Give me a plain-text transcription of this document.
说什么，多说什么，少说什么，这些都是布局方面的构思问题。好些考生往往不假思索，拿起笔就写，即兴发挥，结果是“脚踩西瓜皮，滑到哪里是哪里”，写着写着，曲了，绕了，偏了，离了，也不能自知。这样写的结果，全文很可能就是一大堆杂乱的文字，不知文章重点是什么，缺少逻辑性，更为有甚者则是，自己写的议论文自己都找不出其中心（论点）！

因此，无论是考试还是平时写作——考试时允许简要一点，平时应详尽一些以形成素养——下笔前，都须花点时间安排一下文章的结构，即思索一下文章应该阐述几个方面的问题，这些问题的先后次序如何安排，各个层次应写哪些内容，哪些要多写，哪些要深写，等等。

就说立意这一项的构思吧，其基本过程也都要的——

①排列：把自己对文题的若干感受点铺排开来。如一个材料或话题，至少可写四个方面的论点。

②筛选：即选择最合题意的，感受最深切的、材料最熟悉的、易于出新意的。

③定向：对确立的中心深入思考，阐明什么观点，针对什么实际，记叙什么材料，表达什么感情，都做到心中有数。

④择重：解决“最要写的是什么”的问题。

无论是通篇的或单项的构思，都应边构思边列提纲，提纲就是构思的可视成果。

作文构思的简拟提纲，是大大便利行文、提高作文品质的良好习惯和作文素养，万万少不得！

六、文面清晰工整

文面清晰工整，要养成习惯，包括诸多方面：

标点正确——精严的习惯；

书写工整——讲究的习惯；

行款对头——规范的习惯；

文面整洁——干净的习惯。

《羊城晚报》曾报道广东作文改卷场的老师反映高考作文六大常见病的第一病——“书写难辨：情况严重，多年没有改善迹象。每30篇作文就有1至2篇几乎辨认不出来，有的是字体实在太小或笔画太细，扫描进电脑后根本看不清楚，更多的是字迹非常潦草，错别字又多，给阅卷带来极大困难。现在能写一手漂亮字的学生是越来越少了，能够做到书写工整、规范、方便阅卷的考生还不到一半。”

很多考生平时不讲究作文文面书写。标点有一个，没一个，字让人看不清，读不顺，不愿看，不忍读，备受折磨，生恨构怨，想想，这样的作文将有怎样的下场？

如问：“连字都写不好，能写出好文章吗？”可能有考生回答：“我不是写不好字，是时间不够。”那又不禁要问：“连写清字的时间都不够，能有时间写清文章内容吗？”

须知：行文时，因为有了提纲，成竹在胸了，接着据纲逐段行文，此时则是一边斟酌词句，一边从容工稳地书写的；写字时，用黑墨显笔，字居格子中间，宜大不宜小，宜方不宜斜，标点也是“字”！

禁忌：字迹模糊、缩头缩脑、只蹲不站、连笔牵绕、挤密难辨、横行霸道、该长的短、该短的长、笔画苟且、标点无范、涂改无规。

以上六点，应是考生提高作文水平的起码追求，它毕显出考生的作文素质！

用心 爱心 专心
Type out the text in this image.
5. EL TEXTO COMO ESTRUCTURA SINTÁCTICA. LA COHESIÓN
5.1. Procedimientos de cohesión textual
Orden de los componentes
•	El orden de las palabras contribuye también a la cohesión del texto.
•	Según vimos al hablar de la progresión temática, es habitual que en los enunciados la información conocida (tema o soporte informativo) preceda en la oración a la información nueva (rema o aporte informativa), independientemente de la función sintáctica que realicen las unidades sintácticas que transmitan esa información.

> **GIVEN TASK**:
Go through the data above and find the lines with the word "this". Copy each of those lines.

> **THE RESPONSE**:
Give me a plain-text transcription of this document.
Type out the text in this image.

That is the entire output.